* _Supplied material_:
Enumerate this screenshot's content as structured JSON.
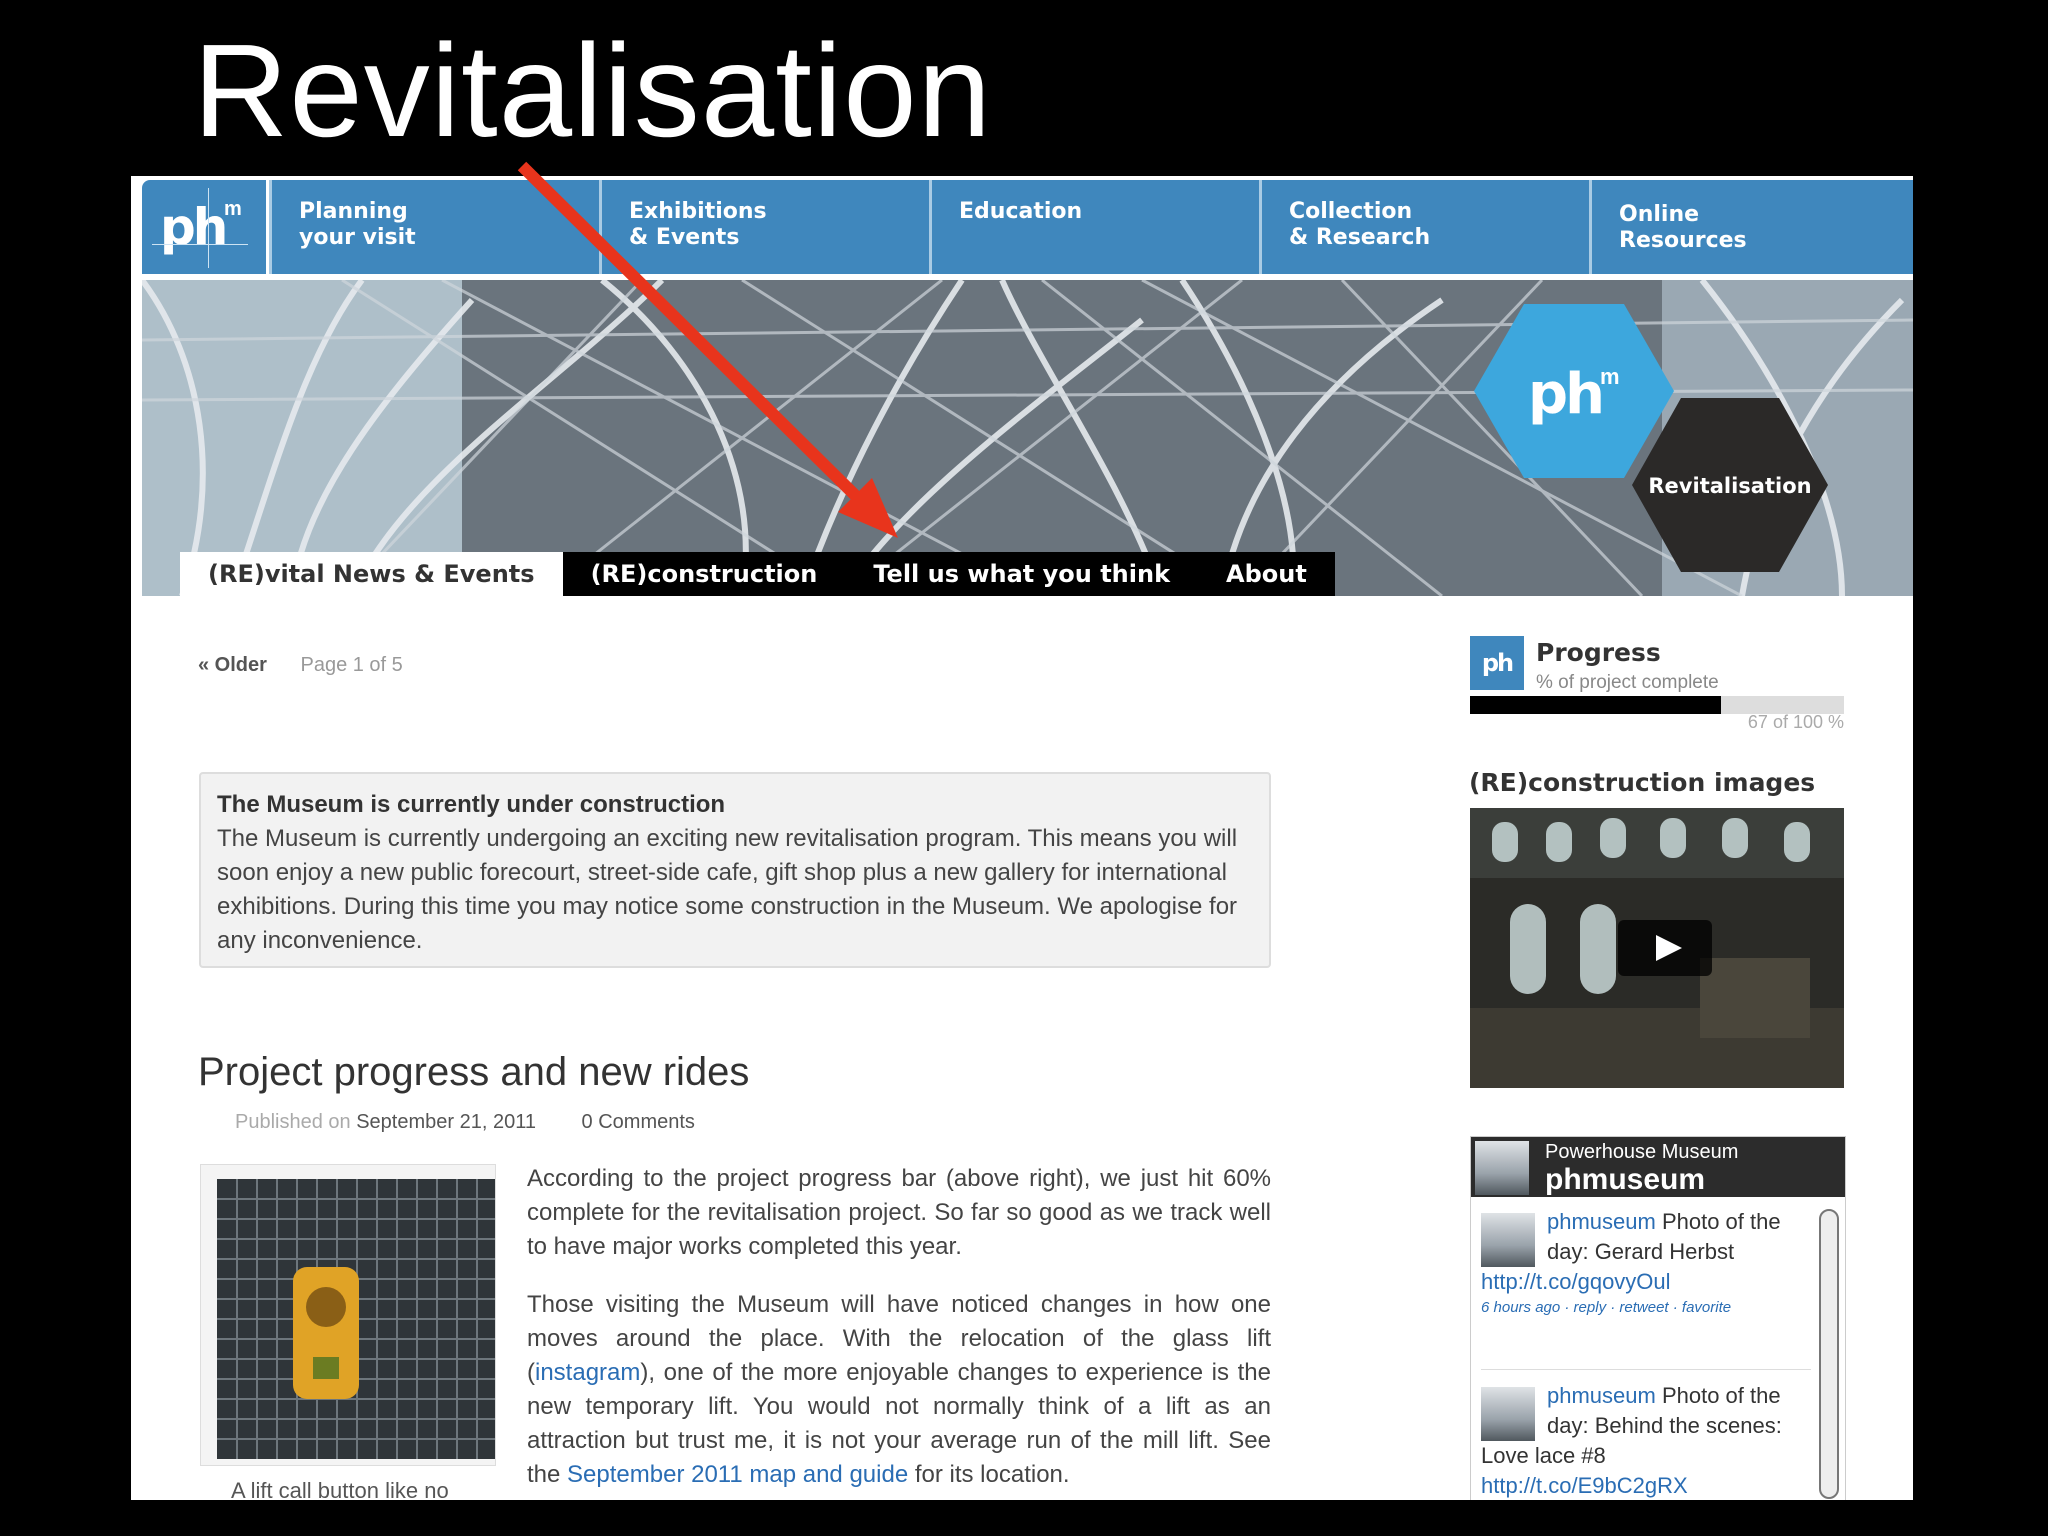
{
  "slide": {
    "title": "Revitalisation"
  },
  "nav": {
    "logo": {
      "text": "ph",
      "sup": "m"
    },
    "items": [
      {
        "label": "Planning\nyour visit"
      },
      {
        "label": "Exhibitions\n& Events"
      },
      {
        "label": "Education"
      },
      {
        "label": "Collection\n& Research"
      },
      {
        "label": "Online\nResources"
      }
    ]
  },
  "hero": {
    "logo": {
      "text": "ph",
      "sup": "m"
    },
    "badge": "Revitalisation",
    "tabs": [
      {
        "label": "(RE)vital News & Events",
        "active": true
      },
      {
        "label": "(RE)construction"
      },
      {
        "label": "Tell us what you think"
      },
      {
        "label": "About"
      }
    ]
  },
  "pager": {
    "older": "« Older",
    "page": "Page 1 of 5"
  },
  "notice": {
    "title": "The Museum is currently under construction",
    "body": "The Museum is currently undergoing an exciting new revitalisation program. This means you will soon enjoy a new public forecourt, street-side cafe, gift shop plus a new gallery for international exhibitions. During this time you may notice some construction in the Museum. We apologise for any inconvenience."
  },
  "post": {
    "title": "Project progress and new rides",
    "published_label": "Published on",
    "date": "September 21, 2011",
    "comments": "0 Comments",
    "caption": "A lift call button like no",
    "p1": "According to the project progress bar (above right), we just hit 60% complete for the revitalisation project. So far so good as we track well to have major works completed this year.",
    "p2_a": "Those visiting the Museum will have noticed changes in how one moves around the place. With the relocation of the glass lift (",
    "p2_link1": "instagram",
    "p2_b": "), one of the more enjoyable changes to experience is the new temporary lift. You would not normally think of a lift as an attraction but trust me, it is not your average run of the mill lift. See the ",
    "p2_link2": "September 2011 map and guide",
    "p2_c": " for its location."
  },
  "progress": {
    "logo": "ph",
    "title": "Progress",
    "subtitle": "% of project complete",
    "value": 67,
    "max": 100,
    "label": "67 of 100 %"
  },
  "reconstruction": {
    "title": "(RE)construction images"
  },
  "twitter": {
    "account_name": "Powerhouse Museum",
    "handle": "phmuseum",
    "tweets": [
      {
        "user": "phmuseum",
        "text": " Photo of the day: Gerard Herbst ",
        "link": "http://t.co/gqovyOul",
        "meta": "6 hours ago · reply · retweet · favorite"
      },
      {
        "user": "phmuseum",
        "text": " Photo of the day: Behind the scenes: Love lace #8 ",
        "link": "http://t.co/E9bC2gRX"
      }
    ]
  },
  "colors": {
    "nav_blue": "#3f87bd",
    "hero_logo_blue": "#3da7dd",
    "arrow_red": "#e8341c",
    "link": "#2a6db4"
  }
}
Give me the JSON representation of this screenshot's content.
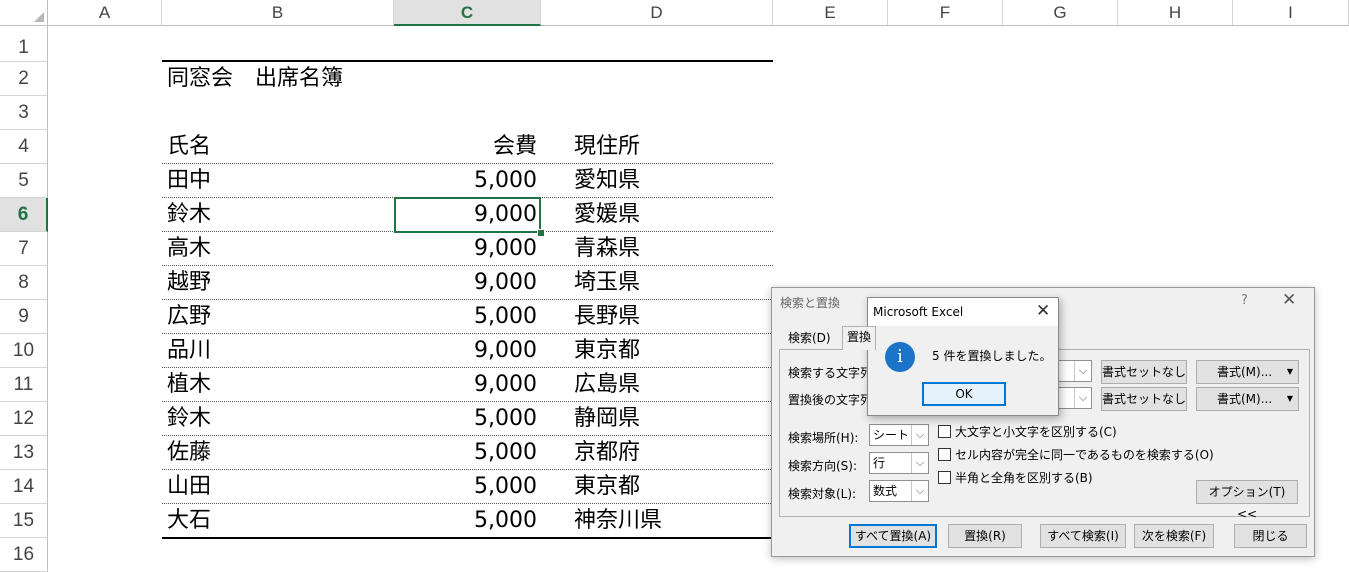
{
  "columns": [
    "A",
    "B",
    "C",
    "D",
    "E",
    "F",
    "G",
    "H",
    "I"
  ],
  "rows": [
    "1",
    "2",
    "3",
    "4",
    "5",
    "6",
    "7",
    "8",
    "9",
    "10",
    "11",
    "12",
    "13",
    "14",
    "15",
    "16"
  ],
  "sheet": {
    "title": "同窓会　出席名簿",
    "headers": {
      "name": "氏名",
      "fee": "会費",
      "address": "現住所"
    },
    "records": [
      {
        "name": "田中",
        "fee": "5,000",
        "address": "愛知県"
      },
      {
        "name": "鈴木",
        "fee": "9,000",
        "address": "愛媛県"
      },
      {
        "name": "高木",
        "fee": "9,000",
        "address": "青森県"
      },
      {
        "name": "越野",
        "fee": "9,000",
        "address": "埼玉県"
      },
      {
        "name": "広野",
        "fee": "5,000",
        "address": "長野県"
      },
      {
        "name": "品川",
        "fee": "9,000",
        "address": "東京都"
      },
      {
        "name": "植木",
        "fee": "9,000",
        "address": "広島県"
      },
      {
        "name": "鈴木",
        "fee": "5,000",
        "address": "静岡県"
      },
      {
        "name": "佐藤",
        "fee": "5,000",
        "address": "京都府"
      },
      {
        "name": "山田",
        "fee": "5,000",
        "address": "東京都"
      },
      {
        "name": "大石",
        "fee": "5,000",
        "address": "神奈川県"
      }
    ]
  },
  "find_replace": {
    "title": "検索と置換",
    "help": "?",
    "close": "✕",
    "tabs": {
      "find": "検索(D)",
      "replace": "置換"
    },
    "find_label": "検索する文字列",
    "replace_label": "置換後の文字列",
    "no_format_1": "書式セットなし",
    "no_format_2": "書式セットなし",
    "format_1": "書式(M)...",
    "format_2": "書式(M)...",
    "within_label": "検索場所(H):",
    "within_value": "シート",
    "search_label": "検索方向(S):",
    "search_value": "行",
    "lookin_label": "検索対象(L):",
    "lookin_value": "数式",
    "match_case": "大文字と小文字を区別する(C)",
    "match_entire": "セル内容が完全に同一であるものを検索する(O)",
    "match_byte": "半角と全角を区別する(B)",
    "options": "オプション(T) <<",
    "replace_all": "すべて置換(A)",
    "replace": "置換(R)",
    "find_all": "すべて検索(I)",
    "find_next": "次を検索(F)",
    "close_btn": "閉じる"
  },
  "message_box": {
    "title": "Microsoft Excel",
    "close": "✕",
    "icon_glyph": "i",
    "text": "5 件を置換しました。",
    "ok": "OK"
  }
}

* _Given task_: Show all lines from the listing above in which "text" appears.

* _Task response_:
      "text": "ph",
      "text": "ph",
        "text": " Photo of the day: Gerard Herbst ",
        "text": " Photo of the day: Behind the scenes: Love lace #8 ",
    "text": "5 件を置換しました。",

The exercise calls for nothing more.